*What the task asks*:
Write out the whole listing word for word.

*Data for this task*:
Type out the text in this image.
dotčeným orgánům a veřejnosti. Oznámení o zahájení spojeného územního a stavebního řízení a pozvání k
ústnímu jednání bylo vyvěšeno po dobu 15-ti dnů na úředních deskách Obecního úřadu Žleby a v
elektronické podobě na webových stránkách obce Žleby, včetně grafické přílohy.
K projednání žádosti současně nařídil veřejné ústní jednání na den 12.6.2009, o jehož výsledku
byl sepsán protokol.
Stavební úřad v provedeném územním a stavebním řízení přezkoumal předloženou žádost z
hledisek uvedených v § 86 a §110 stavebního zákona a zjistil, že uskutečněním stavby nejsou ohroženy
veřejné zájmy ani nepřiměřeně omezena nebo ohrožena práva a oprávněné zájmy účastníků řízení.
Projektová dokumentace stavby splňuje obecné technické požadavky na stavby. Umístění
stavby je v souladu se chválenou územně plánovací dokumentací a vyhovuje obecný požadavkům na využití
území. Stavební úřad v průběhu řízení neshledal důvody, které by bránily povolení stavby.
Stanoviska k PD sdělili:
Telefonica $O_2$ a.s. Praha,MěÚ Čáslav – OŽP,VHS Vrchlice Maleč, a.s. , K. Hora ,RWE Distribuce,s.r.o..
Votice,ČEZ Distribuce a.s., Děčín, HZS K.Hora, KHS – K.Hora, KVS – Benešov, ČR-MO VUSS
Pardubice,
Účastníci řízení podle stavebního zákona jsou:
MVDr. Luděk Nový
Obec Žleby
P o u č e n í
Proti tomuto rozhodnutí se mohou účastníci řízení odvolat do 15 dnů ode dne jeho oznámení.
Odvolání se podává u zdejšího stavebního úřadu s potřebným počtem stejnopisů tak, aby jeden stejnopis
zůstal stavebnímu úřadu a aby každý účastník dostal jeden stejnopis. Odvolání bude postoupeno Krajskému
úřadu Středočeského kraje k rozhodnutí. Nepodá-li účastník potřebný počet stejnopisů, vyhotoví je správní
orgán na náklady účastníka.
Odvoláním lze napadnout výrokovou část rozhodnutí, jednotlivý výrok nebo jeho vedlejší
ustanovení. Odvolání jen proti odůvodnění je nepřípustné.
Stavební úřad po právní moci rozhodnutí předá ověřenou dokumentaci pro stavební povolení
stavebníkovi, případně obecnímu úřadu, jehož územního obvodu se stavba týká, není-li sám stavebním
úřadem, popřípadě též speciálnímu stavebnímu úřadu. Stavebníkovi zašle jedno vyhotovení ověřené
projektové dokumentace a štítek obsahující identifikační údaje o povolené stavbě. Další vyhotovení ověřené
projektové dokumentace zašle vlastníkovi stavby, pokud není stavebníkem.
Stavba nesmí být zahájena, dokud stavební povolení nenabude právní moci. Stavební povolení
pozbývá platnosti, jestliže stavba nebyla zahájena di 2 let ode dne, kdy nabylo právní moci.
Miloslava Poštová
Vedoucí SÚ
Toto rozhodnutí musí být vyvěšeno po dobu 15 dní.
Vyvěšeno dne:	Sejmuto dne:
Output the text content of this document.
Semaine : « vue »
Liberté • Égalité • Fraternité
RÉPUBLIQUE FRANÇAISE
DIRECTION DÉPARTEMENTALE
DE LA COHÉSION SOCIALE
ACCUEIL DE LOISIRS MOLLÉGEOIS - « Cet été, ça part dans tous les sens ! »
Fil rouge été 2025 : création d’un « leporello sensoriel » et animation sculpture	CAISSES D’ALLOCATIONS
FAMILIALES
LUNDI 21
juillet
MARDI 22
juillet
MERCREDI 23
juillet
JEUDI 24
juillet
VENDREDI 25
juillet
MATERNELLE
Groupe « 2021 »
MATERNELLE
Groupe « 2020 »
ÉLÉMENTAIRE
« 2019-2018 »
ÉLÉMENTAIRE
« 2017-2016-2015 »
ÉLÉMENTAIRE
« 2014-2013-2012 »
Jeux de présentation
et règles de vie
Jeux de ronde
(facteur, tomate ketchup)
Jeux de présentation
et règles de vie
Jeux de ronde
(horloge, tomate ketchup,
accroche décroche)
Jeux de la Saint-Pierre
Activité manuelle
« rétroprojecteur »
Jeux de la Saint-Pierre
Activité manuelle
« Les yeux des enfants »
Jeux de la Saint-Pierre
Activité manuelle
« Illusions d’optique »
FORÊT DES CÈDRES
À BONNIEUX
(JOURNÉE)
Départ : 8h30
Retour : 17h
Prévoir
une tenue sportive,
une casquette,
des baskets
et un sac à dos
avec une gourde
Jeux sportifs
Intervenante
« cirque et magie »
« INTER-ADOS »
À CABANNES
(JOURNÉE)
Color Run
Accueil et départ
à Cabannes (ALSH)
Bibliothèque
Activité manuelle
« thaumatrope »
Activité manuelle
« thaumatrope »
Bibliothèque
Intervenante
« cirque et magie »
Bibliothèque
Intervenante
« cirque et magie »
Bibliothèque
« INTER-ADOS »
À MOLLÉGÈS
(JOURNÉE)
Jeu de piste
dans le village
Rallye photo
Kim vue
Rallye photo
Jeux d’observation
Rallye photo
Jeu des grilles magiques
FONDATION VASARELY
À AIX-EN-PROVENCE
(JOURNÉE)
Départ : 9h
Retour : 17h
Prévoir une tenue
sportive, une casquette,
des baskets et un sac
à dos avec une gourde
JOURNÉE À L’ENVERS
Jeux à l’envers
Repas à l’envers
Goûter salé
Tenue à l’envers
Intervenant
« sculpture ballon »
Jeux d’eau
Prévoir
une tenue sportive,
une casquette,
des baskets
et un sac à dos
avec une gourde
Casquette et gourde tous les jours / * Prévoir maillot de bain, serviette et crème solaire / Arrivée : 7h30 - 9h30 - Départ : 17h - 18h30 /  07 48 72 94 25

*Correct output*:
Type out the text in this image.
dotčeným orgánům a veřejnosti. Oznámení o zahájení spojeného územního a stavebního řízení a pozvání k
ústnímu jednání bylo vyvěšeno po dobu 15-ti dnů na úředních deskách Obecního úřadu Žleby a v
elektronické podobě na webových stránkách obce Žleby, včetně grafické přílohy.
K projednání žádosti současně nařídil veřejné ústní jednání na den 12.6.2009, o jehož výsledku
byl sepsán protokol.
Stavební úřad v provedeném územním a stavebním řízení přezkoumal předloženou žádost z
hledisek uvedených v § 86 a §110 stavebního zákona a zjistil, že uskutečněním stavby nejsou ohroženy
veřejné zájmy ani nepřiměřeně omezena nebo ohrožena práva a oprávněné zájmy účastníků řízení.
Projektová dokumentace stavby splňuje obecné technické požadavky na stavby. Umístění
stavby je v souladu se chválenou územně plánovací dokumentací a vyhovuje obecný požadavkům na využití
území. Stavební úřad v průběhu řízení neshledal důvody, které by bránily povolení stavby.
Stanoviska k PD sdělili:
Telefonica $O_2$ a.s. Praha,MěÚ Čáslav – OŽP,VHS Vrchlice Maleč, a.s. , K. Hora ,RWE Distribuce,s.r.o..
Votice,ČEZ Distribuce a.s., Děčín, HZS K.Hora, KHS – K.Hora, KVS – Benešov, ČR-MO VUSS
Pardubice,
Účastníci řízení podle stavebního zákona jsou:
MVDr. Luděk Nový
Obec Žleby
P o u č e n í
Proti tomuto rozhodnutí se mohou účastníci řízení odvolat do 15 dnů ode dne jeho oznámení.
Odvolání se podává u zdejšího stavebního úřadu s potřebným počtem stejnopisů tak, aby jeden stejnopis
zůstal stavebnímu úřadu a aby každý účastník dostal jeden stejnopis. Odvolání bude postoupeno Krajskému
úřadu Středočeského kraje k rozhodnutí. Nepodá-li účastník potřebný počet stejnopisů, vyhotoví je správní
orgán na náklady účastníka.
Odvoláním lze napadnout výrokovou část rozhodnutí, jednotlivý výrok nebo jeho vedlejší
ustanovení. Odvolání jen proti odůvodnění je nepřípustné.
Stavební úřad po právní moci rozhodnutí předá ověřenou dokumentaci pro stavební povolení
stavebníkovi, případně obecnímu úřadu, jehož územního obvodu se stavba týká, není-li sám stavebním
úřadem, popřípadě též speciálnímu stavebnímu úřadu. Stavebníkovi zašle jedno vyhotovení ověřené
projektové dokumentace a štítek obsahující identifikační údaje o povolené stavbě. Další vyhotovení ověřené
projektové dokumentace zašle vlastníkovi stavby, pokud není stavebníkem.
Stavba nesmí být zahájena, dokud stavební povolení nenabude právní moci. Stavební povolení
pozbývá platnosti, jestliže stavba nebyla zahájena di 2 let ode dne, kdy nabylo právní moci.
Miloslava Poštová
Vedoucí SÚ
Toto rozhodnutí musí být vyvěšeno po dobu 15 dní.
Vyvěšeno dne:	Sejmuto dne:
Output the text content of this document.
Semaine : « vue »
Liberté • Égalité • Fraternité
RÉPUBLIQUE FRANÇAISE
DIRECTION DÉPARTEMENTALE
DE LA COHÉSION SOCIALE
ACCUEIL DE LOISIRS MOLLÉGEOIS - « Cet été, ça part dans tous les sens ! »
Fil rouge été 2025 : création d’un « leporello sensoriel » et animation sculpture	CAISSES D’ALLOCATIONS
FAMILIALES
LUNDI 21
juillet
MARDI 22
juillet
MERCREDI 23
juillet
JEUDI 24
juillet
VENDREDI 25
juillet
MATERNELLE
Groupe « 2021 »
MATERNELLE
Groupe « 2020 »
ÉLÉMENTAIRE
« 2019-2018 »
ÉLÉMENTAIRE
« 2017-2016-2015 »
ÉLÉMENTAIRE
« 2014-2013-2012 »
Jeux de présentation
et règles de vie
Jeux de ronde
(facteur, tomate ketchup)
Jeux de présentation
et règles de vie
Jeux de ronde
(horloge, tomate ketchup,
accroche décroche)
Jeux de la Saint-Pierre
Activité manuelle
« rétroprojecteur »
Jeux de la Saint-Pierre
Activité manuelle
« Les yeux des enfants »
Jeux de la Saint-Pierre
Activité manuelle
« Illusions d’optique »
FORÊT DES CÈDRES
À BONNIEUX
(JOURNÉE)
Départ : 8h30
Retour : 17h
Prévoir
une tenue sportive,
une casquette,
des baskets
et un sac à dos
avec une gourde
Jeux sportifs
Intervenante
« cirque et magie »
« INTER-ADOS »
À CABANNES
(JOURNÉE)
Color Run
Accueil et départ
à Cabannes (ALSH)
Bibliothèque
Activité manuelle
« thaumatrope »
Activité manuelle
« thaumatrope »
Bibliothèque
Intervenante
« cirque et magie »
Bibliothèque
Intervenante
« cirque et magie »
Bibliothèque
« INTER-ADOS »
À MOLLÉGÈS
(JOURNÉE)
Jeu de piste
dans le village
Rallye photo
Kim vue
Rallye photo
Jeux d’observation
Rallye photo
Jeu des grilles magiques
FONDATION VASARELY
À AIX-EN-PROVENCE
(JOURNÉE)
Départ : 9h
Retour : 17h
Prévoir une tenue
sportive, une casquette,
des baskets et un sac
à dos avec une gourde
JOURNÉE À L’ENVERS
Jeux à l’envers
Repas à l’envers
Goûter salé
Tenue à l’envers
Intervenant
« sculpture ballon »
Jeux d’eau
Prévoir
une tenue sportive,
une casquette,
des baskets
et un sac à dos
avec une gourde
Casquette et gourde tous les jours / * Prévoir maillot de bain, serviette et crème solaire / Arrivée : 7h30 - 9h30 - Départ : 17h - 18h30 /  07 48 72 94 25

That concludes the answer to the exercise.